The researcher's algorithm requires 4 inputs to function:
1. The query terms(s).
2. A Word (term) x Document matrix across a index.
3. A Document x Word (term) matrix across a index.
4. A Word (term) frequency list across a index. That is
how many times each word appears across the entire
index.
For their purposes, a document doesn't correspond to an actual
real-world document (they actually call them text events).
Rather, for now, it corresponds to one sentence (having that
configurable might also be useful). I figure the best way to
handle this is to break down documents into their sentences
(using Apache Tika or something similar), putting each
sentence in as its own document in the index. I am confident I
can do this in the Admin UI I provide using the
mapper-attachement plugin as a starting point. The downside is
that breaking up the document before giving it to
elasticsearch isn't a very configurable way of doing it. If
they want to change the resolution to their algorithm, they
would need to re-add all documents to the index again. If the
index stored that full documents as is and the
search algorithm could chose what resolution to work at per
query then that would be perfect. I'm not sure it is possible
or not though.
The next problem is how to get the three inputs they require
and pass it into their pluggable search algorithm. I'm really
struggling where to start with this one. It seems from looking
at Luecene that I need to provide my own search/query
implementation, but I'm not sure if this is right or not.
There also doesn't seem to be any search plugins listed on the
elasticsearch site, so I'm not even sure if it is possible.
The important things here are that the algorithm needs to
operate at the index level with the query terms available to
generate its schema before using the schema to score each
document in the index. From what I can tell, this means that
the scripting interface provided by elasticsearch won't be of
any use. The description of the scripting interface in the
elasticsearch guide makes it sound like a script operates at
the document level and not the index level. Other
concerns/considerations are the ability to program
this algorithm in a range of languages (just like the
scripting interface) and the ability to augment what is
returned by the REST API for a search to include the schema
the algorithm generated (which I assume means I will need to
define my own REST endpoint(s)).
Can anybody give me some advice on where to get started here?
It seems like I am going to have to write my own search plugin
that can accept scripts as it's core algorithm. The plugin
will be responsible for organising the 4 inputs that I
outlined earlier before passing control to the script. It will
also be responsible for getting the output from the script and
returning it via it's own REST API. Does this seem logical? If
so, how do I get started with doing this? What parts of the
code do I need to look it?
If you have managed to read down this far then much gratitude
to you. If you can help me at all I'd really appreciate it.
Cheers
I did look at your email, but unfortunately its an area I know nothing
about. You'll need somebody with Lucene experience to help
Thanks for taking the time to reply. The need for someone with Lucene makes
perfect sense. Is there a Dev specific mailing list as opposed to an
administration/operations list? The posts here seem to be quite operations
specific.

• Set task
Render this sentence from the forum thread on a custom search algorithm in Spanish: "The downside is that breaking up the document before giving it to elasticsearch isn't a very configurable way of doing it." You can complete this work without the material.

• Dataset

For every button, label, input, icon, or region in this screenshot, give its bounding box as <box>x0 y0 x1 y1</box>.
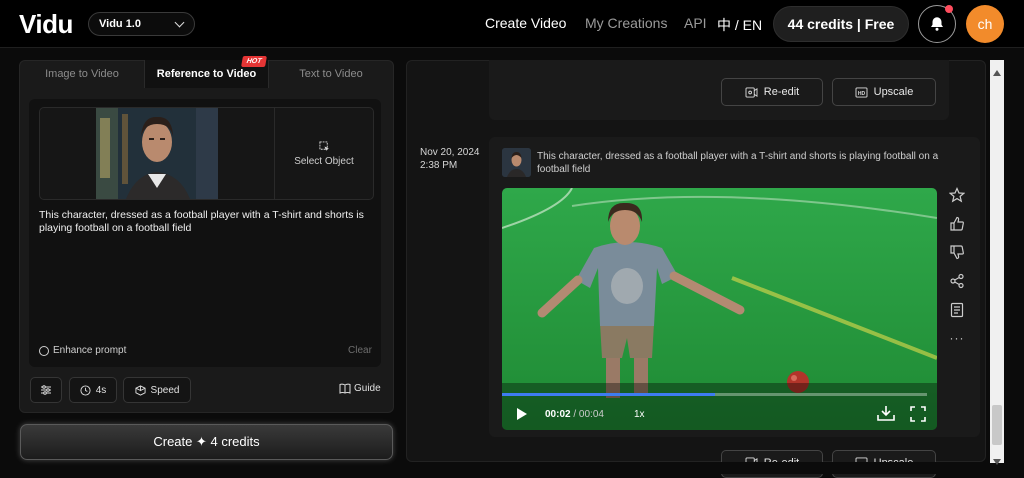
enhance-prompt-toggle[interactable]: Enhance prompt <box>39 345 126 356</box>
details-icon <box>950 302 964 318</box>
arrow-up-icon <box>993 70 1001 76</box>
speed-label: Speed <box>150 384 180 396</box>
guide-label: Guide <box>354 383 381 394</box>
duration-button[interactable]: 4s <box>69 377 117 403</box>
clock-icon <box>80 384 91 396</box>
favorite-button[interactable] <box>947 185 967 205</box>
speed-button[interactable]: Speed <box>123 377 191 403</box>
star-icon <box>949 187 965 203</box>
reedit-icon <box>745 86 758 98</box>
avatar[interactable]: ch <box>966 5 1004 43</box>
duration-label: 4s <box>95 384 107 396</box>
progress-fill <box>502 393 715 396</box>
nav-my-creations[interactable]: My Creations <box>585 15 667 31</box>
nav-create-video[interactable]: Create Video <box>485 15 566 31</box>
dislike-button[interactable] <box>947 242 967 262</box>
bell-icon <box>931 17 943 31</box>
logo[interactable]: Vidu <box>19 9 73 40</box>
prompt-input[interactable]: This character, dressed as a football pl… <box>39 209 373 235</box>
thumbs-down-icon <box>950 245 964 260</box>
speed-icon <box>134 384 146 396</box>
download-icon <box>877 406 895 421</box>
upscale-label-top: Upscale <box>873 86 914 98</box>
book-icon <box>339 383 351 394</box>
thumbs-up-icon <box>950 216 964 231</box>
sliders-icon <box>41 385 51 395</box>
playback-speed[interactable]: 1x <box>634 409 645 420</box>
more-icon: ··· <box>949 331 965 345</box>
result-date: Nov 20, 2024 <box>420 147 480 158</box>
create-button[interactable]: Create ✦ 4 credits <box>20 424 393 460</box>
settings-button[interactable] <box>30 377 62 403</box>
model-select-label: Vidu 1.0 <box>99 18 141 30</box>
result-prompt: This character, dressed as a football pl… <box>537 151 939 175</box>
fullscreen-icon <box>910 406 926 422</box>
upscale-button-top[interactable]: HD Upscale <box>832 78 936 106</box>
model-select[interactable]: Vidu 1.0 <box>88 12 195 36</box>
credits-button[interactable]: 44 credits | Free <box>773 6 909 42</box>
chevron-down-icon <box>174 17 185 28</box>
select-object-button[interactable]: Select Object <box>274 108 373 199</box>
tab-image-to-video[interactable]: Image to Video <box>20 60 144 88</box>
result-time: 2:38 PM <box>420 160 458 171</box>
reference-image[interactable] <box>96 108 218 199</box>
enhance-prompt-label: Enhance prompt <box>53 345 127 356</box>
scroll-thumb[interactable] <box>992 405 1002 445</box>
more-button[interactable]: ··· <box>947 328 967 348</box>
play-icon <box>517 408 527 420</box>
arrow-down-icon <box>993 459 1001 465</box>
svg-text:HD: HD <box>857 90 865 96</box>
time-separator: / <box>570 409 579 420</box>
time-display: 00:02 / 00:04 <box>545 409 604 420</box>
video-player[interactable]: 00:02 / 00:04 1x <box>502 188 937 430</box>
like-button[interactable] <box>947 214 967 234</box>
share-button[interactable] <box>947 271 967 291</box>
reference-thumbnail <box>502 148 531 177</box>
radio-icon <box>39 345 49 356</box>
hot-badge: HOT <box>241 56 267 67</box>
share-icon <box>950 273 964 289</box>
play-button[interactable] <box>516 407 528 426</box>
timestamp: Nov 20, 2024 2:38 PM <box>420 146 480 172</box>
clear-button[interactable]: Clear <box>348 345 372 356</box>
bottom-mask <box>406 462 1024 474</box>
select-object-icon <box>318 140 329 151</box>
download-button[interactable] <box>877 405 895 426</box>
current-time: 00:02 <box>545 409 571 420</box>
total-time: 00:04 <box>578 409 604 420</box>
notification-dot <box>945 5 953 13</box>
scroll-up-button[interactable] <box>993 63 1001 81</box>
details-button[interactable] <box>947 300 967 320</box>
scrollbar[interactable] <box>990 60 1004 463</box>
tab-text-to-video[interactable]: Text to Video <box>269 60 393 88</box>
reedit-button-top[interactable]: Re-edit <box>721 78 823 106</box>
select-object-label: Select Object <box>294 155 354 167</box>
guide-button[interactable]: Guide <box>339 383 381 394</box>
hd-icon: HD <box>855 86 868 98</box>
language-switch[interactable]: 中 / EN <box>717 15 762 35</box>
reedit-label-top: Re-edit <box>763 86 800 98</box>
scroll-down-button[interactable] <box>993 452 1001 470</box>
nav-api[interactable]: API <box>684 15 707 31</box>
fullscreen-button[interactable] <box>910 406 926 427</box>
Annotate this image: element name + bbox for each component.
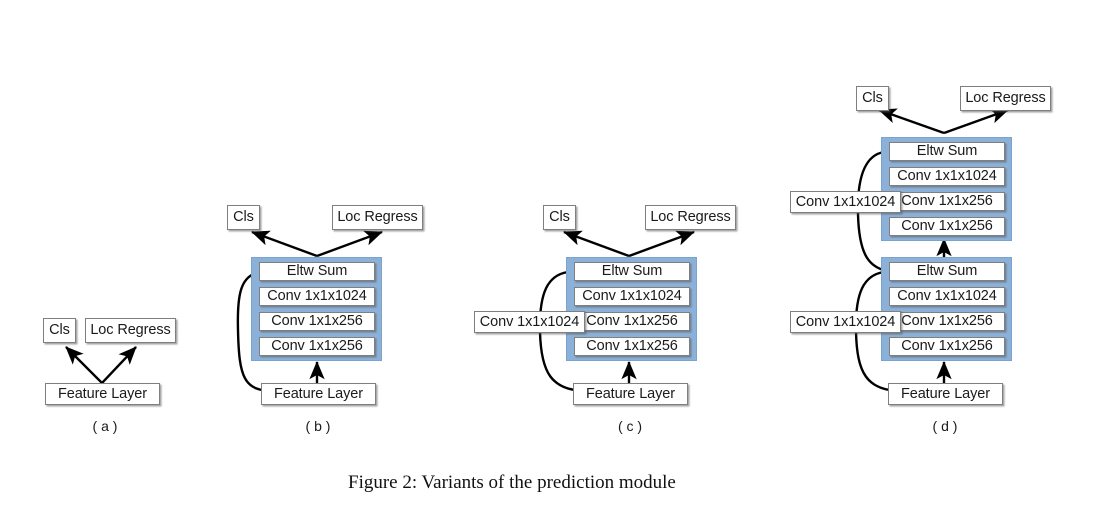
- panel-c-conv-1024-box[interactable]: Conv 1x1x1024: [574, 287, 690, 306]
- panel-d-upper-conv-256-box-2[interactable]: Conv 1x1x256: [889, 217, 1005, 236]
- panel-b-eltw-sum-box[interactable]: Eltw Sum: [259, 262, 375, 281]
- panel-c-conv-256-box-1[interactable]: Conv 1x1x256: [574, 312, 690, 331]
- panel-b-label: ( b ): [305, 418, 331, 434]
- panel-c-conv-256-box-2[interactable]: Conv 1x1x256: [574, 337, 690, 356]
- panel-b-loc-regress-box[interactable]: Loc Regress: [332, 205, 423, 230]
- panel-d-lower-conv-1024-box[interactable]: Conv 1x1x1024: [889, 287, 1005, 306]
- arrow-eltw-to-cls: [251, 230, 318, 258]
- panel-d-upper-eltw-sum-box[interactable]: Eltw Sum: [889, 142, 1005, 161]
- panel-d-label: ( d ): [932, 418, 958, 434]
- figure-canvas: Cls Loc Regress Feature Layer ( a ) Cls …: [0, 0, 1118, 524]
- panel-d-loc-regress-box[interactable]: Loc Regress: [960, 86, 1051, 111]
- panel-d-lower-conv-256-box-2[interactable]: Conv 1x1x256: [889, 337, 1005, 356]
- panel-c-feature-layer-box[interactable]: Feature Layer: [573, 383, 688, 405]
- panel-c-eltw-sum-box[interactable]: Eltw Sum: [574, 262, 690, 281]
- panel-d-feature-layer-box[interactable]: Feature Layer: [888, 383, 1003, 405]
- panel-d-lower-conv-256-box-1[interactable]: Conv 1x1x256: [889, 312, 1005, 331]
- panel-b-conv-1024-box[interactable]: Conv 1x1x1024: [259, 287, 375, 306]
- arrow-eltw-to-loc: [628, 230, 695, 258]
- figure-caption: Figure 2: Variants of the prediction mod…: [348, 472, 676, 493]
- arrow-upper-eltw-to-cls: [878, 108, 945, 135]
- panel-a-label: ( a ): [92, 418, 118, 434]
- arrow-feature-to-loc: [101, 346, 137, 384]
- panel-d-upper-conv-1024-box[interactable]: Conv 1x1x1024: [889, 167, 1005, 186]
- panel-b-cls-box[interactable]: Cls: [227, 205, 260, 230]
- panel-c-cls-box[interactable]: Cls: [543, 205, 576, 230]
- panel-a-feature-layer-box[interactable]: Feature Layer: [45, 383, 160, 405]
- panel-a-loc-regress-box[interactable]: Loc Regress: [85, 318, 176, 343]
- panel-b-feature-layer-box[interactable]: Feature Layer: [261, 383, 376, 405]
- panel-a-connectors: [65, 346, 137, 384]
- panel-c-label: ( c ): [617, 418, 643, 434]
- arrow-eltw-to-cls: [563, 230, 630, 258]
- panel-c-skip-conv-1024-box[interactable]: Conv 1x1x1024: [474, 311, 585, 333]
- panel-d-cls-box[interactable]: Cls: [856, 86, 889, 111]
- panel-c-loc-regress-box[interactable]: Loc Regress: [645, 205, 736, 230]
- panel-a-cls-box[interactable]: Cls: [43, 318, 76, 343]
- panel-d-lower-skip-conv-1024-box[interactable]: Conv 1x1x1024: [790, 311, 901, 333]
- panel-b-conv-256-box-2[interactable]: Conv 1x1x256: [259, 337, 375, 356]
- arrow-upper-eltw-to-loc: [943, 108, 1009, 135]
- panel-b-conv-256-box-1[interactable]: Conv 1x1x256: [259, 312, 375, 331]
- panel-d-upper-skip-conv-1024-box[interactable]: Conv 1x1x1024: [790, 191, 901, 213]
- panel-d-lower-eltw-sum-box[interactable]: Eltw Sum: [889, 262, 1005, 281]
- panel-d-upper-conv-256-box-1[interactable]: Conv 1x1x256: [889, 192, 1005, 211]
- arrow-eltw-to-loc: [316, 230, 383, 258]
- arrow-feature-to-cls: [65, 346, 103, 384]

• Exercise response
La desventaja es que dividir el documento antes de pasárselo a elasticsearch no es una forma muy configurable de hacerlo.